» INFORMATION PROVIDED:

····················

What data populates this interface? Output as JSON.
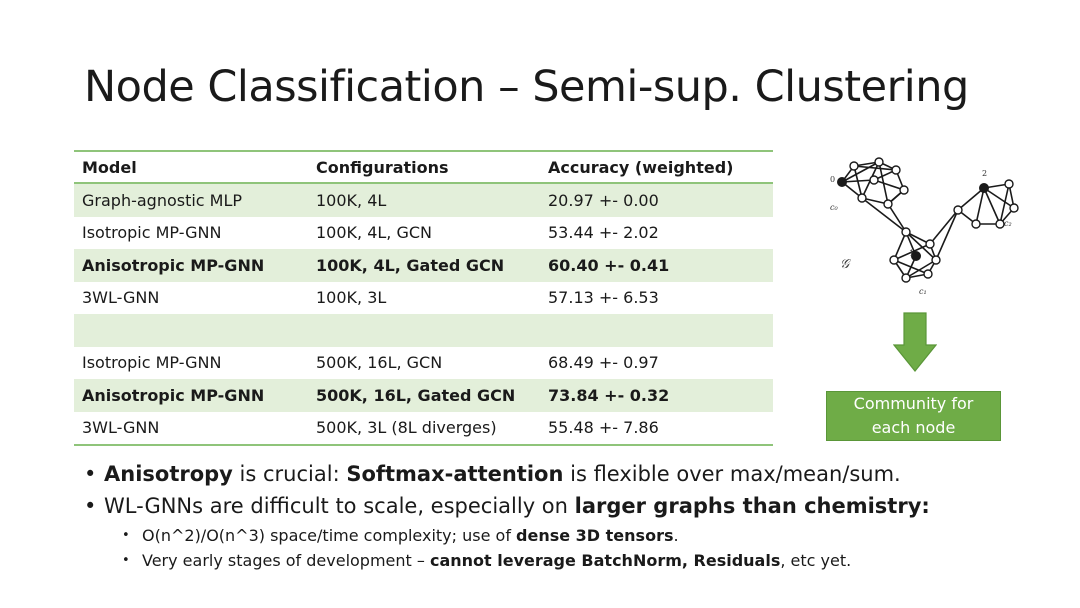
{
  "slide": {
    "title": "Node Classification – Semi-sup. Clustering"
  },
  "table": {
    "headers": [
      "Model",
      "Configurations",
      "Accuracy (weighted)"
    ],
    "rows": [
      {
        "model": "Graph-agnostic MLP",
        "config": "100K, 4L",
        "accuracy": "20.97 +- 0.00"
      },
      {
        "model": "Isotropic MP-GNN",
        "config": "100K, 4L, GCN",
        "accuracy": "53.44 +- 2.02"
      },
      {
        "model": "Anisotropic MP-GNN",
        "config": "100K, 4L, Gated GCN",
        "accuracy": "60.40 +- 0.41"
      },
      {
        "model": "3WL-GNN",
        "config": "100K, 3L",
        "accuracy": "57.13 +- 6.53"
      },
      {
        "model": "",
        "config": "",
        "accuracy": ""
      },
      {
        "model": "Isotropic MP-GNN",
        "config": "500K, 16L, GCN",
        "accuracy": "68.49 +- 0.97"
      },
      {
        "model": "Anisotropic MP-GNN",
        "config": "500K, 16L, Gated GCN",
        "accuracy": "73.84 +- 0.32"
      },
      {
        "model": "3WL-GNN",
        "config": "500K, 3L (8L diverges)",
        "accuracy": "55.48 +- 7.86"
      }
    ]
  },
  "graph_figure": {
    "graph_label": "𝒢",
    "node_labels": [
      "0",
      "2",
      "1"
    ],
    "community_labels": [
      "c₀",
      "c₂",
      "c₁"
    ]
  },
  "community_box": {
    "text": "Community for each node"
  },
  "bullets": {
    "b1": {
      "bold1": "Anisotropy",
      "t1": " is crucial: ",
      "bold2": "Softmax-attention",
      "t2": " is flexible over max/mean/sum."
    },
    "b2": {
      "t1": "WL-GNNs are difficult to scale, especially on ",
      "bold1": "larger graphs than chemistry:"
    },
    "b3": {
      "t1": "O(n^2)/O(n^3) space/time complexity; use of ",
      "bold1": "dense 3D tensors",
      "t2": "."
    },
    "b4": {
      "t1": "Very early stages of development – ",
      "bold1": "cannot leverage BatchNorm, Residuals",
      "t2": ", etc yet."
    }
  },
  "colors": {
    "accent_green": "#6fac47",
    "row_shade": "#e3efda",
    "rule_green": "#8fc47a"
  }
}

····················

» PROBLEM STATEMENT: Output the records above exactly as they are, leaving out the pictures.

» RESULT:
What data populates this interface? Output as JSON.
{
  "slide": {
    "title": "Node Classification – Semi-sup. Clustering"
  },
  "table": {
    "headers": [
      "Model",
      "Configurations",
      "Accuracy (weighted)"
    ],
    "rows": [
      {
        "model": "Graph-agnostic MLP",
        "config": "100K, 4L",
        "accuracy": "20.97 +- 0.00"
      },
      {
        "model": "Isotropic MP-GNN",
        "config": "100K, 4L, GCN",
        "accuracy": "53.44 +- 2.02"
      },
      {
        "model": "Anisotropic MP-GNN",
        "config": "100K, 4L, Gated GCN",
        "accuracy": "60.40 +- 0.41"
      },
      {
        "model": "3WL-GNN",
        "config": "100K, 3L",
        "accuracy": "57.13 +- 6.53"
      },
      {
        "model": "",
        "config": "",
        "accuracy": ""
      },
      {
        "model": "Isotropic MP-GNN",
        "config": "500K, 16L, GCN",
        "accuracy": "68.49 +- 0.97"
      },
      {
        "model": "Anisotropic MP-GNN",
        "config": "500K, 16L, Gated GCN",
        "accuracy": "73.84 +- 0.32"
      },
      {
        "model": "3WL-GNN",
        "config": "500K, 3L (8L diverges)",
        "accuracy": "55.48 +- 7.86"
      }
    ]
  },
  "graph_figure": {
    "graph_label": "𝒢",
    "node_labels": [
      "0",
      "2",
      "1"
    ],
    "community_labels": [
      "c₀",
      "c₂",
      "c₁"
    ]
  },
  "community_box": {
    "text": "Community for each node"
  },
  "bullets": {
    "b1": {
      "bold1": "Anisotropy",
      "t1": " is crucial: ",
      "bold2": "Softmax-attention",
      "t2": " is flexible over max/mean/sum."
    },
    "b2": {
      "t1": "WL-GNNs are difficult to scale, especially on ",
      "bold1": "larger graphs than chemistry:"
    },
    "b3": {
      "t1": "O(n^2)/O(n^3) space/time complexity; use of ",
      "bold1": "dense 3D tensors",
      "t2": "."
    },
    "b4": {
      "t1": "Very early stages of development – ",
      "bold1": "cannot leverage BatchNorm, Residuals",
      "t2": ", etc yet."
    }
  },
  "colors": {
    "accent_green": "#6fac47",
    "row_shade": "#e3efda",
    "rule_green": "#8fc47a"
  }
}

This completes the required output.